Required task: Leave out the pictures, then reproduce the rest of the material exactly.

# # #

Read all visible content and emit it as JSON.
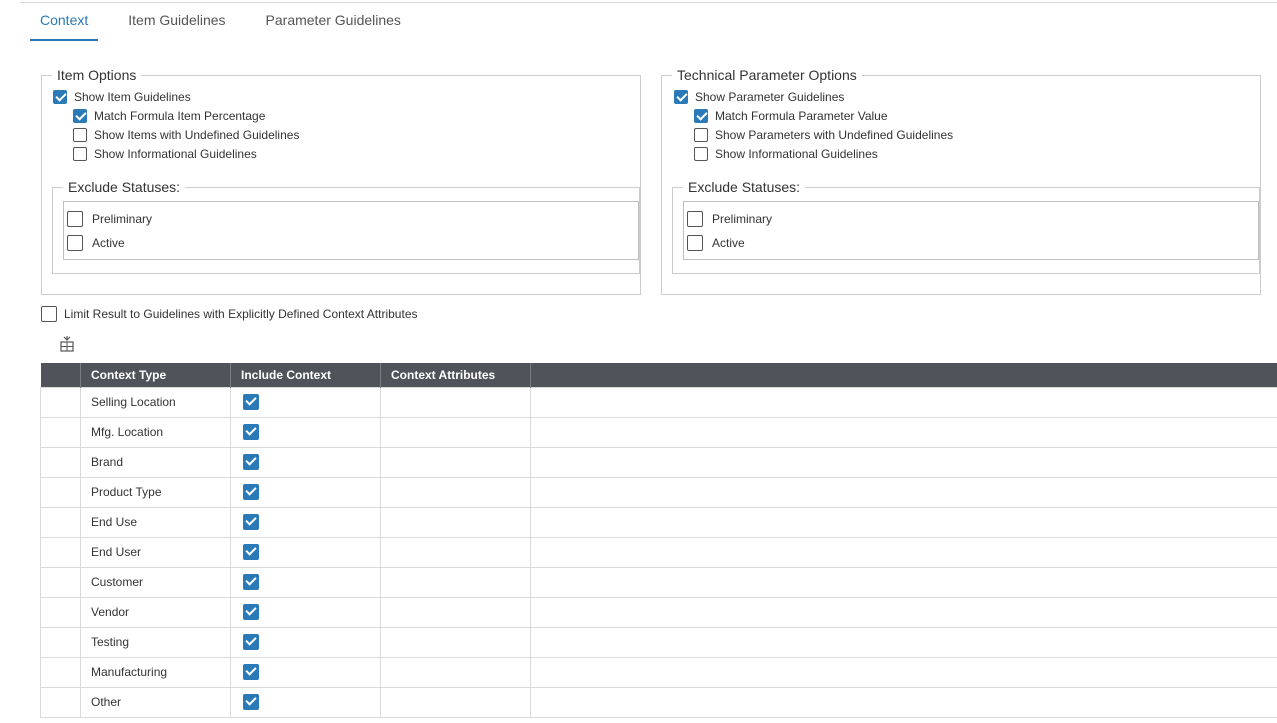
{
  "tabs": [
    "Context",
    "Item Guidelines",
    "Parameter Guidelines"
  ],
  "active_tab": 0,
  "accent_color": "#2a7ab8",
  "item_options": {
    "legend": "Item Options",
    "options": [
      {
        "label": "Show Item Guidelines",
        "checked": true
      },
      {
        "label": "Match Formula Item Percentage",
        "checked": true
      },
      {
        "label": "Show Items with Undefined Guidelines",
        "checked": false
      },
      {
        "label": "Show Informational Guidelines",
        "checked": false
      }
    ],
    "exclude_legend": "Exclude Statuses:",
    "statuses": [
      {
        "label": "Preliminary",
        "checked": false
      },
      {
        "label": "Active",
        "checked": false
      }
    ]
  },
  "param_options": {
    "legend": "Technical Parameter Options",
    "options": [
      {
        "label": "Show Parameter Guidelines",
        "checked": true
      },
      {
        "label": "Match Formula Parameter Value",
        "checked": true
      },
      {
        "label": "Show Parameters with Undefined Guidelines",
        "checked": false
      },
      {
        "label": "Show Informational Guidelines",
        "checked": false
      }
    ],
    "exclude_legend": "Exclude Statuses:",
    "statuses": [
      {
        "label": "Preliminary",
        "checked": false
      },
      {
        "label": "Active",
        "checked": false
      }
    ]
  },
  "limit_label": "Limit Result to Guidelines with Explicitly Defined Context Attributes",
  "limit_checked": false,
  "table": {
    "headers": [
      "",
      "Context Type",
      "Include Context",
      "Context Attributes",
      ""
    ],
    "rows": [
      {
        "type": "Selling Location",
        "include": true,
        "attributes": ""
      },
      {
        "type": "Mfg. Location",
        "include": true,
        "attributes": ""
      },
      {
        "type": "Brand",
        "include": true,
        "attributes": ""
      },
      {
        "type": "Product Type",
        "include": true,
        "attributes": ""
      },
      {
        "type": "End Use",
        "include": true,
        "attributes": ""
      },
      {
        "type": "End User",
        "include": true,
        "attributes": ""
      },
      {
        "type": "Customer",
        "include": true,
        "attributes": ""
      },
      {
        "type": "Vendor",
        "include": true,
        "attributes": ""
      },
      {
        "type": "Testing",
        "include": true,
        "attributes": ""
      },
      {
        "type": "Manufacturing",
        "include": true,
        "attributes": ""
      },
      {
        "type": "Other",
        "include": true,
        "attributes": ""
      }
    ]
  }
}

# # #

Full output:
Read all visible content and emit it as JSON.
{
  "tabs": [
    "Context",
    "Item Guidelines",
    "Parameter Guidelines"
  ],
  "active_tab": 0,
  "accent_color": "#2a7ab8",
  "item_options": {
    "legend": "Item Options",
    "options": [
      {
        "label": "Show Item Guidelines",
        "checked": true
      },
      {
        "label": "Match Formula Item Percentage",
        "checked": true
      },
      {
        "label": "Show Items with Undefined Guidelines",
        "checked": false
      },
      {
        "label": "Show Informational Guidelines",
        "checked": false
      }
    ],
    "exclude_legend": "Exclude Statuses:",
    "statuses": [
      {
        "label": "Preliminary",
        "checked": false
      },
      {
        "label": "Active",
        "checked": false
      }
    ]
  },
  "param_options": {
    "legend": "Technical Parameter Options",
    "options": [
      {
        "label": "Show Parameter Guidelines",
        "checked": true
      },
      {
        "label": "Match Formula Parameter Value",
        "checked": true
      },
      {
        "label": "Show Parameters with Undefined Guidelines",
        "checked": false
      },
      {
        "label": "Show Informational Guidelines",
        "checked": false
      }
    ],
    "exclude_legend": "Exclude Statuses:",
    "statuses": [
      {
        "label": "Preliminary",
        "checked": false
      },
      {
        "label": "Active",
        "checked": false
      }
    ]
  },
  "limit_label": "Limit Result to Guidelines with Explicitly Defined Context Attributes",
  "limit_checked": false,
  "table": {
    "headers": [
      "",
      "Context Type",
      "Include Context",
      "Context Attributes",
      ""
    ],
    "rows": [
      {
        "type": "Selling Location",
        "include": true,
        "attributes": ""
      },
      {
        "type": "Mfg. Location",
        "include": true,
        "attributes": ""
      },
      {
        "type": "Brand",
        "include": true,
        "attributes": ""
      },
      {
        "type": "Product Type",
        "include": true,
        "attributes": ""
      },
      {
        "type": "End Use",
        "include": true,
        "attributes": ""
      },
      {
        "type": "End User",
        "include": true,
        "attributes": ""
      },
      {
        "type": "Customer",
        "include": true,
        "attributes": ""
      },
      {
        "type": "Vendor",
        "include": true,
        "attributes": ""
      },
      {
        "type": "Testing",
        "include": true,
        "attributes": ""
      },
      {
        "type": "Manufacturing",
        "include": true,
        "attributes": ""
      },
      {
        "type": "Other",
        "include": true,
        "attributes": ""
      }
    ]
  }
}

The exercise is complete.